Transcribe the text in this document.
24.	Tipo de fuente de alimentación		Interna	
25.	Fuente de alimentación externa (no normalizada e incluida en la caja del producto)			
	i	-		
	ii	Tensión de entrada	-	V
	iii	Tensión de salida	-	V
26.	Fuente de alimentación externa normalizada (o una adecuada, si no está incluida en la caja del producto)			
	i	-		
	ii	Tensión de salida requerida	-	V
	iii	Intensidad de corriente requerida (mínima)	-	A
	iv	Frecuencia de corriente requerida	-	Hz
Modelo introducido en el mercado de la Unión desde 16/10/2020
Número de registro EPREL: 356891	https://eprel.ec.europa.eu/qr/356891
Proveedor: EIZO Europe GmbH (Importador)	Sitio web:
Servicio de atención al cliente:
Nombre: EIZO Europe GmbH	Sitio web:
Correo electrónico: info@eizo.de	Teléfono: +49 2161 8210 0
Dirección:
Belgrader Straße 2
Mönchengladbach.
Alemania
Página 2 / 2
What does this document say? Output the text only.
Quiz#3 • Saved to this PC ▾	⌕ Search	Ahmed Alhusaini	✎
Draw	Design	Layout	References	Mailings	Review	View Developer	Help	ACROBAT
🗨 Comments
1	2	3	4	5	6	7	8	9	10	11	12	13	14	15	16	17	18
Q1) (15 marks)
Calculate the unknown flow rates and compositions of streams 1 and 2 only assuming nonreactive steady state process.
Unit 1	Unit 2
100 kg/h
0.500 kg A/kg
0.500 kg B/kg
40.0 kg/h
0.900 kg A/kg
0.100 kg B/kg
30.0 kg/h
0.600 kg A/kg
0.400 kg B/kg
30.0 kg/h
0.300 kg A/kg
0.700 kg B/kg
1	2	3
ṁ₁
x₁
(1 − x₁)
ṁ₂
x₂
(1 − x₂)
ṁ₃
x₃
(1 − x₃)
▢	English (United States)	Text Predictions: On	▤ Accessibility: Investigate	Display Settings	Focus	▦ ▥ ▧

▶ [Problem to solve] From the records above, extract every entry verbatim.

▶ [Complete response]
Transcribe the text in this document.
24.	Tipo de fuente de alimentación		Interna	
25.	Fuente de alimentación externa (no normalizada e incluida en la caja del producto)			
	i	-		
	ii	Tensión de entrada	-	V
	iii	Tensión de salida	-	V
26.	Fuente de alimentación externa normalizada (o una adecuada, si no está incluida en la caja del producto)			
	i	-		
	ii	Tensión de salida requerida	-	V
	iii	Intensidad de corriente requerida (mínima)	-	A
	iv	Frecuencia de corriente requerida	-	Hz
Modelo introducido en el mercado de la Unión desde 16/10/2020
Número de registro EPREL: 356891	https://eprel.ec.europa.eu/qr/356891
Proveedor: EIZO Europe GmbH (Importador)	Sitio web:
Servicio de atención al cliente:
Nombre: EIZO Europe GmbH	Sitio web:
Correo electrónico: info@eizo.de	Teléfono: +49 2161 8210 0
Dirección:
Belgrader Straße 2
Mönchengladbach.
Alemania
Página 2 / 2
What does this document say? Output the text only.
Quiz#3 • Saved to this PC ▾	⌕ Search	Ahmed Alhusaini	✎
Draw	Design	Layout	References	Mailings	Review	View Developer	Help	ACROBAT
🗨 Comments
1	2	3	4	5	6	7	8	9	10	11	12	13	14	15	16	17	18
Q1) (15 marks)
Calculate the unknown flow rates and compositions of streams 1 and 2 only assuming nonreactive steady state process.
Unit 1	Unit 2
100 kg/h
0.500 kg A/kg
0.500 kg B/kg
40.0 kg/h
0.900 kg A/kg
0.100 kg B/kg
30.0 kg/h
0.600 kg A/kg
0.400 kg B/kg
30.0 kg/h
0.300 kg A/kg
0.700 kg B/kg
1	2	3
ṁ₁
x₁
(1 − x₁)
ṁ₂
x₂
(1 − x₂)
ṁ₃
x₃
(1 − x₃)
▢	English (United States)	Text Predictions: On	▤ Accessibility: Investigate	Display Settings	Focus	▦ ▥ ▧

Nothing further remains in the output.